Exercise description:
Using the data below, copy every line that contains the word "seconds".
## START Records to process
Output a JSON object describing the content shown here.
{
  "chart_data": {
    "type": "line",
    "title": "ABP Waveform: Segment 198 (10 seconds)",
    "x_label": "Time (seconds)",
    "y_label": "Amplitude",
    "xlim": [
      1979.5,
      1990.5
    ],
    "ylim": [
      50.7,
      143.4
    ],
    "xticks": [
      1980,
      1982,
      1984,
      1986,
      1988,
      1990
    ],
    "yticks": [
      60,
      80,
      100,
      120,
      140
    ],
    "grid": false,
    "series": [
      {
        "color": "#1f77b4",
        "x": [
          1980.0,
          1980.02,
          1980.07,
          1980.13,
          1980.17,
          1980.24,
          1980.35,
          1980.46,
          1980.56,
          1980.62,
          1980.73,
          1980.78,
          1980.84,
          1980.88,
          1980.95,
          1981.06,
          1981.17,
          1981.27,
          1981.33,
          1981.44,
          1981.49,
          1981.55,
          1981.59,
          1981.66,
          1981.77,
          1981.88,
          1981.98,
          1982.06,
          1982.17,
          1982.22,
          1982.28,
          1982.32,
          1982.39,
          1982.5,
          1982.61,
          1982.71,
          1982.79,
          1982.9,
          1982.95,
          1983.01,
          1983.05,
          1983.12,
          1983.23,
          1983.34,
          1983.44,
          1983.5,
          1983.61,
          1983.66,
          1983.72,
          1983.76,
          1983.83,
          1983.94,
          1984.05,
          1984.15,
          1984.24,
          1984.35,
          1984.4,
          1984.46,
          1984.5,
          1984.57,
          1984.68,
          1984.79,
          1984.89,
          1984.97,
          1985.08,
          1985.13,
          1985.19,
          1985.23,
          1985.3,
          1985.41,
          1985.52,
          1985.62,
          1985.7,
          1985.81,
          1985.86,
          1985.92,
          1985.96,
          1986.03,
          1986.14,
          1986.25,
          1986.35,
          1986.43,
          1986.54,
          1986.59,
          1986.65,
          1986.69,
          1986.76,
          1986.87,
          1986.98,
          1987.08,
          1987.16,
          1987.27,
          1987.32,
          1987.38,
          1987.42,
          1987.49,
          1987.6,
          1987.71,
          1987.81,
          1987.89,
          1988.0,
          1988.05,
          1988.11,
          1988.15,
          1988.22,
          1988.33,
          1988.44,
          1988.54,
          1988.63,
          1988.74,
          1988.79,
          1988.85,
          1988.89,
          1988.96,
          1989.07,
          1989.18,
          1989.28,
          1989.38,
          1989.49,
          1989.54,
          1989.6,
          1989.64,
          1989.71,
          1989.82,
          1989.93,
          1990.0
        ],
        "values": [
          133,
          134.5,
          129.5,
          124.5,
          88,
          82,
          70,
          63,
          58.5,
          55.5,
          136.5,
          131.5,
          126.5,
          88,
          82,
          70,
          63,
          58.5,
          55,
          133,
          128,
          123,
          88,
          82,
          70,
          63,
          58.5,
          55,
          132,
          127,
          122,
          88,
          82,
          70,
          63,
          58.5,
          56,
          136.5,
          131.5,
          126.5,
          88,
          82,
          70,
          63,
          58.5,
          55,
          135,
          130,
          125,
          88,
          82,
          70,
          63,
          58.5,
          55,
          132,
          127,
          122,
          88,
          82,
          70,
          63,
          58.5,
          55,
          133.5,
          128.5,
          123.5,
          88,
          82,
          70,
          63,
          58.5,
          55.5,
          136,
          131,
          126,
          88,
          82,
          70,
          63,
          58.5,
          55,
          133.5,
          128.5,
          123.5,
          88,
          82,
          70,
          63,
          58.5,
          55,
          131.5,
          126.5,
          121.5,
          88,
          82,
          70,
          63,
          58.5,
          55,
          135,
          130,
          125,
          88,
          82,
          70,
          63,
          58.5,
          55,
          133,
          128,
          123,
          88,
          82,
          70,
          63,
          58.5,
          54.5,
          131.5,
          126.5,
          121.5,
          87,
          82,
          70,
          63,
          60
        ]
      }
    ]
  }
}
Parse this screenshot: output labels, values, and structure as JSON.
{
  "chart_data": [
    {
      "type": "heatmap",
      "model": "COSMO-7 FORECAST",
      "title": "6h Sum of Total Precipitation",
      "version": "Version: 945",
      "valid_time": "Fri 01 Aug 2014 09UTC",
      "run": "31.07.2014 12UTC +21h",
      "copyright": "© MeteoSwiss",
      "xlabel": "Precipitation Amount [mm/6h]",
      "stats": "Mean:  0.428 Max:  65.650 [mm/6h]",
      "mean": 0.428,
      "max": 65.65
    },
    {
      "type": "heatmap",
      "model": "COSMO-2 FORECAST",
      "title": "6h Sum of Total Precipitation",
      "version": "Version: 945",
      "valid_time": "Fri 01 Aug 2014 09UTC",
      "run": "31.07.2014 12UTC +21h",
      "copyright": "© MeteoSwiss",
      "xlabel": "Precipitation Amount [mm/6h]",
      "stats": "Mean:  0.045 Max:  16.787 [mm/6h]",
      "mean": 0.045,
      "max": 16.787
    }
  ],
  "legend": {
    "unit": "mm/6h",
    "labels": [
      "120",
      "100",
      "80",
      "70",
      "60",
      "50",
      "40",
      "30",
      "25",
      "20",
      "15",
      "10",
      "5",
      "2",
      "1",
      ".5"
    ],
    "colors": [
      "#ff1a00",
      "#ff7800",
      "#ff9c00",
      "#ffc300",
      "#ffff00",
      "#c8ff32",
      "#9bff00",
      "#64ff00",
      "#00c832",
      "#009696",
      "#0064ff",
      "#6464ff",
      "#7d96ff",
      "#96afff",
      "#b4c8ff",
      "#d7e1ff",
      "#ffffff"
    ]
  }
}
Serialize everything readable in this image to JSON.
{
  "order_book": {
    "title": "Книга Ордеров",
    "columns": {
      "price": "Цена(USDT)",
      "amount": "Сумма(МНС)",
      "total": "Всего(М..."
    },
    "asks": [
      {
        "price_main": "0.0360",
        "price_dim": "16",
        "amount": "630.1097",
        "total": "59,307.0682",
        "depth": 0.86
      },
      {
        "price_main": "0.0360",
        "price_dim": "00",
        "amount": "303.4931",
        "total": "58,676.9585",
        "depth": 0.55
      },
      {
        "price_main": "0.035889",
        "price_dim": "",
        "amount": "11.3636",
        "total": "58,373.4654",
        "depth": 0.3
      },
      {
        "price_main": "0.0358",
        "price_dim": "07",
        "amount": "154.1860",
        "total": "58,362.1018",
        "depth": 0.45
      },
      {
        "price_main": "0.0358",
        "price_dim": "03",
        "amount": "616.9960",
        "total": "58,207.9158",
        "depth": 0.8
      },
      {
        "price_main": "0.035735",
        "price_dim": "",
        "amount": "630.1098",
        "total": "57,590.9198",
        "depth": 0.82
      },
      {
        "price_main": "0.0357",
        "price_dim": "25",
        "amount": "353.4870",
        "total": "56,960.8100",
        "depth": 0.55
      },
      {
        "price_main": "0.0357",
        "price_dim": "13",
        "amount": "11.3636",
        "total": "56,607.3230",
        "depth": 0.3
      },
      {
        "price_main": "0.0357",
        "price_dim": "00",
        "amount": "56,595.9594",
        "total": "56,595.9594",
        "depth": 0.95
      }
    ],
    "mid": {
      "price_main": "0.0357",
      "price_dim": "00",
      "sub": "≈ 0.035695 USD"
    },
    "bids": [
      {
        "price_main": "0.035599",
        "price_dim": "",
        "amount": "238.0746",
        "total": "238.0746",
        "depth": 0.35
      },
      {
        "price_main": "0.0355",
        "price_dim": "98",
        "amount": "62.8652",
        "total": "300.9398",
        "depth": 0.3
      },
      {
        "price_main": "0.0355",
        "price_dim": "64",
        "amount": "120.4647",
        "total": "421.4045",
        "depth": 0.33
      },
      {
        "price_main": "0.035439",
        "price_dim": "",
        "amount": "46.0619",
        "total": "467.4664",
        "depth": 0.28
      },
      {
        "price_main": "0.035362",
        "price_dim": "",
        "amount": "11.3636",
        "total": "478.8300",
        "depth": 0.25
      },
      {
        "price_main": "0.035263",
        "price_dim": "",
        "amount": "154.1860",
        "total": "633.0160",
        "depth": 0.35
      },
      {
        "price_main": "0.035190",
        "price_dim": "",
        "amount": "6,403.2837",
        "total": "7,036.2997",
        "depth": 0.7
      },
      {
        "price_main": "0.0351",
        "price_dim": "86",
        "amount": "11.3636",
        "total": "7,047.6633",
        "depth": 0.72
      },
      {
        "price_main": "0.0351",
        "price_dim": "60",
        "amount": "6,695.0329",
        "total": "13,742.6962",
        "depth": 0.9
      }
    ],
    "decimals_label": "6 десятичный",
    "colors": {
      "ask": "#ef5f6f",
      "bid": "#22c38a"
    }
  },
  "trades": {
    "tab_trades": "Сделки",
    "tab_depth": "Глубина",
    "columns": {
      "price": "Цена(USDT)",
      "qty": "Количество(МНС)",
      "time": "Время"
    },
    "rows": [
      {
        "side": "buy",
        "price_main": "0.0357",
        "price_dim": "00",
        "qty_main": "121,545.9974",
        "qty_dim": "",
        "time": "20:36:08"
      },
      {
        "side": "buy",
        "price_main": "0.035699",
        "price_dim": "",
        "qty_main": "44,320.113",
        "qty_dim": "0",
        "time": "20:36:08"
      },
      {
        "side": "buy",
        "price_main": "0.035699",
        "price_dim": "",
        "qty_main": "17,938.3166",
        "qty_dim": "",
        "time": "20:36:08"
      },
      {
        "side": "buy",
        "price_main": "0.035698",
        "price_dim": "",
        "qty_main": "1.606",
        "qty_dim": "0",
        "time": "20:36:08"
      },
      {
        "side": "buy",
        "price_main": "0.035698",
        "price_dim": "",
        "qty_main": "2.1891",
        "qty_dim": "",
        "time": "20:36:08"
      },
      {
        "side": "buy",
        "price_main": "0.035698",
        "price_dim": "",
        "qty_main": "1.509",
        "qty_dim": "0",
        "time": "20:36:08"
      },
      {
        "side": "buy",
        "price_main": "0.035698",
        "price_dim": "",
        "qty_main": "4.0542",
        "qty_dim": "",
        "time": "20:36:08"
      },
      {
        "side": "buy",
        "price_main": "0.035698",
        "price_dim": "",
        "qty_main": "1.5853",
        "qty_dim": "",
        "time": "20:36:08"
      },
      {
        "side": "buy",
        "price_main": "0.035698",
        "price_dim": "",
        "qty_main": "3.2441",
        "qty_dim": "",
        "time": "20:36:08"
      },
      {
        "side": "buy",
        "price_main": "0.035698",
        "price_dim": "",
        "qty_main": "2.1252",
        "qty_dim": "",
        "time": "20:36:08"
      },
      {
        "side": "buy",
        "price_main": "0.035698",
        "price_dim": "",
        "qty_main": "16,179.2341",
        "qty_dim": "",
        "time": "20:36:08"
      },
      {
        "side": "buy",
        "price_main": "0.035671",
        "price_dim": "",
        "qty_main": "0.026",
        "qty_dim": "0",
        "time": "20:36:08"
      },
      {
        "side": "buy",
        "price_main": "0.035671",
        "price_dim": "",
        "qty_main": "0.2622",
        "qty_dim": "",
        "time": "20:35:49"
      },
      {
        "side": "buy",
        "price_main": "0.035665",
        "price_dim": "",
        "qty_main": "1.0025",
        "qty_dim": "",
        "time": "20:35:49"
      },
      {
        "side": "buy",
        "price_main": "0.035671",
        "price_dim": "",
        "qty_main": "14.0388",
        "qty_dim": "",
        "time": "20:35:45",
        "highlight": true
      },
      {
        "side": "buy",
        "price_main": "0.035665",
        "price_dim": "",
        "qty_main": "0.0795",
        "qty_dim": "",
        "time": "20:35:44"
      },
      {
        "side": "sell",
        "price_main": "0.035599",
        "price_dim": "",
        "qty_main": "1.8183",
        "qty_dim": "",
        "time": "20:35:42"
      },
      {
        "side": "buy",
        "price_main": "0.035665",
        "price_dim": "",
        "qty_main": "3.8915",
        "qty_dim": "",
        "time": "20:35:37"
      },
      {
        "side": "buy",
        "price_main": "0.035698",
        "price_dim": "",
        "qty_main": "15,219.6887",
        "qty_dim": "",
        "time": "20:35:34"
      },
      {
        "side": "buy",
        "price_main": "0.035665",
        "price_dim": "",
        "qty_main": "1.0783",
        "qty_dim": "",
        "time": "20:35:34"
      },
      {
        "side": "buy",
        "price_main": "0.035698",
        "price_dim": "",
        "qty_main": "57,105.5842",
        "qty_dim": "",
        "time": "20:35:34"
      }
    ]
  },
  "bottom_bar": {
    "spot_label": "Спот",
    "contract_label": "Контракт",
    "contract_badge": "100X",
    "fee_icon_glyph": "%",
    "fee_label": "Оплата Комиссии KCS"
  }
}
## END Records to process
Complete response:
    "title": "ABP Waveform: Segment 198 (10 seconds)",
    "x_label": "Time (seconds)",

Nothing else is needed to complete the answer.